* _Directions_: All the records that follow need to be reproduced exactly. Omit the images.

* _Information shown_:
* Begin *

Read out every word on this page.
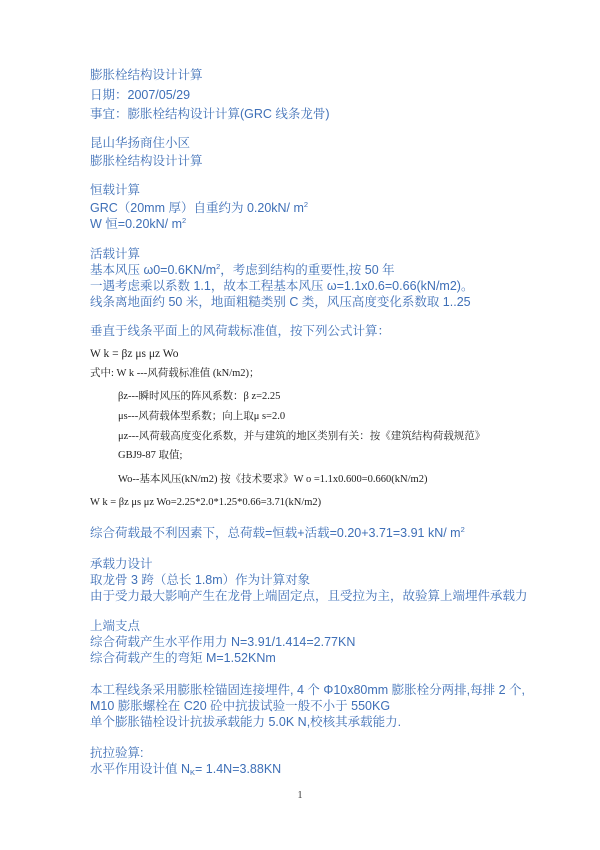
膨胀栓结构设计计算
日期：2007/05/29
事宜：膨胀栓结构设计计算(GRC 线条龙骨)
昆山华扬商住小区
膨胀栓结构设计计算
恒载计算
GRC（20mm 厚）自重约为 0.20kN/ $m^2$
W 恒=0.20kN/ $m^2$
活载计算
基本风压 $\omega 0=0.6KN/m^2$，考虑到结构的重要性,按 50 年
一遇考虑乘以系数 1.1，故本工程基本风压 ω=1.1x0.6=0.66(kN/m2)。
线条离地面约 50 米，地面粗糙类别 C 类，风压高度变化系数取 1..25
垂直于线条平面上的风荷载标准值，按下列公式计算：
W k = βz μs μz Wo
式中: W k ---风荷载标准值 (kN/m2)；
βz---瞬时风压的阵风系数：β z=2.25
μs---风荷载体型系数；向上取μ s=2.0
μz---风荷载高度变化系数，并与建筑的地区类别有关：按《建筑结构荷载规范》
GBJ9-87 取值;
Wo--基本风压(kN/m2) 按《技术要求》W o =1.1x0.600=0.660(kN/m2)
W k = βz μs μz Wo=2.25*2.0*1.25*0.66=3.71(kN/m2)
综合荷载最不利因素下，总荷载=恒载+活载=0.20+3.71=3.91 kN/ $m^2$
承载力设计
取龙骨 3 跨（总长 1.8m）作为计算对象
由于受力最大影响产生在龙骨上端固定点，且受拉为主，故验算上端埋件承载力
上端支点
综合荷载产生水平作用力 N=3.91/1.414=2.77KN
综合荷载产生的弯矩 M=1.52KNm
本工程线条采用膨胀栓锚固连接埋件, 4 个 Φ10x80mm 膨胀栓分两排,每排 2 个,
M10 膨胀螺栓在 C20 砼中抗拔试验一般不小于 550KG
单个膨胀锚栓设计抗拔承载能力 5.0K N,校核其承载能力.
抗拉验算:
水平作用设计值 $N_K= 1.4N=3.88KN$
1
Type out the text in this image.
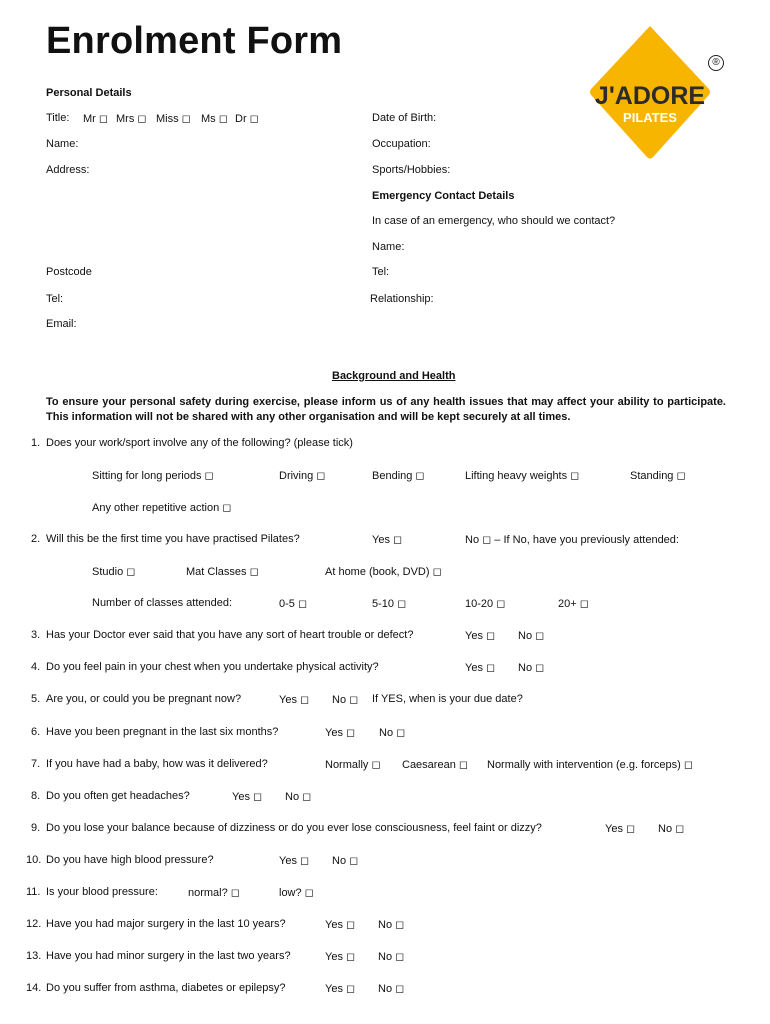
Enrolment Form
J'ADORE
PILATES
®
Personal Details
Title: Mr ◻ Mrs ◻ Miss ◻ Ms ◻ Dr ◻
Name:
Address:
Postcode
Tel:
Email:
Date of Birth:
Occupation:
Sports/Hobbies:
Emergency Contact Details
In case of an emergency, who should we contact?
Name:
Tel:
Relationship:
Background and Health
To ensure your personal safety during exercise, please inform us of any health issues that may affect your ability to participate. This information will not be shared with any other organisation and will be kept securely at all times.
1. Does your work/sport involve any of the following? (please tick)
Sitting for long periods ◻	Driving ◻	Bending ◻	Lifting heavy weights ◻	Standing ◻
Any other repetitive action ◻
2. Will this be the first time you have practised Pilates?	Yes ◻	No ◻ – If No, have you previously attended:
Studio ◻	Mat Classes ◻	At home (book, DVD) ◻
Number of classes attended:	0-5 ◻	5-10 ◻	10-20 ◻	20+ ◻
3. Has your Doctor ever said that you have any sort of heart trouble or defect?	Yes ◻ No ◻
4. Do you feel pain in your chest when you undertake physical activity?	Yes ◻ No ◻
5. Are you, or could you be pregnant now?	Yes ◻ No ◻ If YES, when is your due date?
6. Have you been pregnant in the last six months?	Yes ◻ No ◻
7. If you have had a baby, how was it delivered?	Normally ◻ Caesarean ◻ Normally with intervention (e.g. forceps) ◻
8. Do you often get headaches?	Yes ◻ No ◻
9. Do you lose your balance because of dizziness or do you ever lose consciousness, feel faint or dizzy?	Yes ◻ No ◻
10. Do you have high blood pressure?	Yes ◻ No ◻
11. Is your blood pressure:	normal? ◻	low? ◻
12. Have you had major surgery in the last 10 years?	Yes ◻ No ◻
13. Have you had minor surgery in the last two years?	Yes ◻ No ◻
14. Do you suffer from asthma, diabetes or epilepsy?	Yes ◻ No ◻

* End *

* _Exercise answer_:
Read out every word on this page.
膨胀栓结构设计计算
日期：2007/05/29
事宜：膨胀栓结构设计计算(GRC 线条龙骨)
昆山华扬商住小区
膨胀栓结构设计计算
恒载计算
GRC（20mm 厚）自重约为 0.20kN/ $m^2$
W 恒=0.20kN/ $m^2$
活载计算
基本风压 $\omega 0=0.6KN/m^2$，考虑到结构的重要性,按 50 年
一遇考虑乘以系数 1.1，故本工程基本风压 ω=1.1x0.6=0.66(kN/m2)。
线条离地面约 50 米，地面粗糙类别 C 类，风压高度变化系数取 1..25
垂直于线条平面上的风荷载标准值，按下列公式计算：
W k = βz μs μz Wo
式中: W k ---风荷载标准值 (kN/m2)；
βz---瞬时风压的阵风系数：β z=2.25
μs---风荷载体型系数；向上取μ s=2.0
μz---风荷载高度变化系数，并与建筑的地区类别有关：按《建筑结构荷载规范》
GBJ9-87 取值;
Wo--基本风压(kN/m2) 按《技术要求》W o =1.1x0.600=0.660(kN/m2)
W k = βz μs μz Wo=2.25*2.0*1.25*0.66=3.71(kN/m2)
综合荷载最不利因素下，总荷载=恒载+活载=0.20+3.71=3.91 kN/ $m^2$
承载力设计
取龙骨 3 跨（总长 1.8m）作为计算对象
由于受力最大影响产生在龙骨上端固定点，且受拉为主，故验算上端埋件承载力
上端支点
综合荷载产生水平作用力 N=3.91/1.414=2.77KN
综合荷载产生的弯矩 M=1.52KNm
本工程线条采用膨胀栓锚固连接埋件, 4 个 Φ10x80mm 膨胀栓分两排,每排 2 个,
M10 膨胀螺栓在 C20 砼中抗拔试验一般不小于 550KG
单个膨胀锚栓设计抗拔承载能力 5.0K N,校核其承载能力.
抗拉验算:
水平作用设计值 $N_K= 1.4N=3.88KN$
1
Type out the text in this image.
Enrolment Form
J'ADORE
PILATES
®
Personal Details
Title: Mr ◻ Mrs ◻ Miss ◻ Ms ◻ Dr ◻
Name:
Address:
Postcode
Tel:
Email:
Date of Birth:
Occupation:
Sports/Hobbies:
Emergency Contact Details
In case of an emergency, who should we contact?
Name:
Tel:
Relationship:
Background and Health
To ensure your personal safety during exercise, please inform us of any health issues that may affect your ability to participate. This information will not be shared with any other organisation and will be kept securely at all times.
1. Does your work/sport involve any of the following? (please tick)
Sitting for long periods ◻	Driving ◻	Bending ◻	Lifting heavy weights ◻	Standing ◻
Any other repetitive action ◻
2. Will this be the first time you have practised Pilates?	Yes ◻	No ◻ – If No, have you previously attended:
Studio ◻	Mat Classes ◻	At home (book, DVD) ◻
Number of classes attended:	0-5 ◻	5-10 ◻	10-20 ◻	20+ ◻
3. Has your Doctor ever said that you have any sort of heart trouble or defect?	Yes ◻ No ◻
4. Do you feel pain in your chest when you undertake physical activity?	Yes ◻ No ◻
5. Are you, or could you be pregnant now?	Yes ◻ No ◻ If YES, when is your due date?
6. Have you been pregnant in the last six months?	Yes ◻ No ◻
7. If you have had a baby, how was it delivered?	Normally ◻ Caesarean ◻ Normally with intervention (e.g. forceps) ◻
8. Do you often get headaches?	Yes ◻ No ◻
9. Do you lose your balance because of dizziness or do you ever lose consciousness, feel faint or dizzy?	Yes ◻ No ◻
10. Do you have high blood pressure?	Yes ◻ No ◻
11. Is your blood pressure:	normal? ◻	low? ◻
12. Have you had major surgery in the last 10 years?	Yes ◻ No ◻
13. Have you had minor surgery in the last two years?	Yes ◻ No ◻
14. Do you suffer from asthma, diabetes or epilepsy?	Yes ◻ No ◻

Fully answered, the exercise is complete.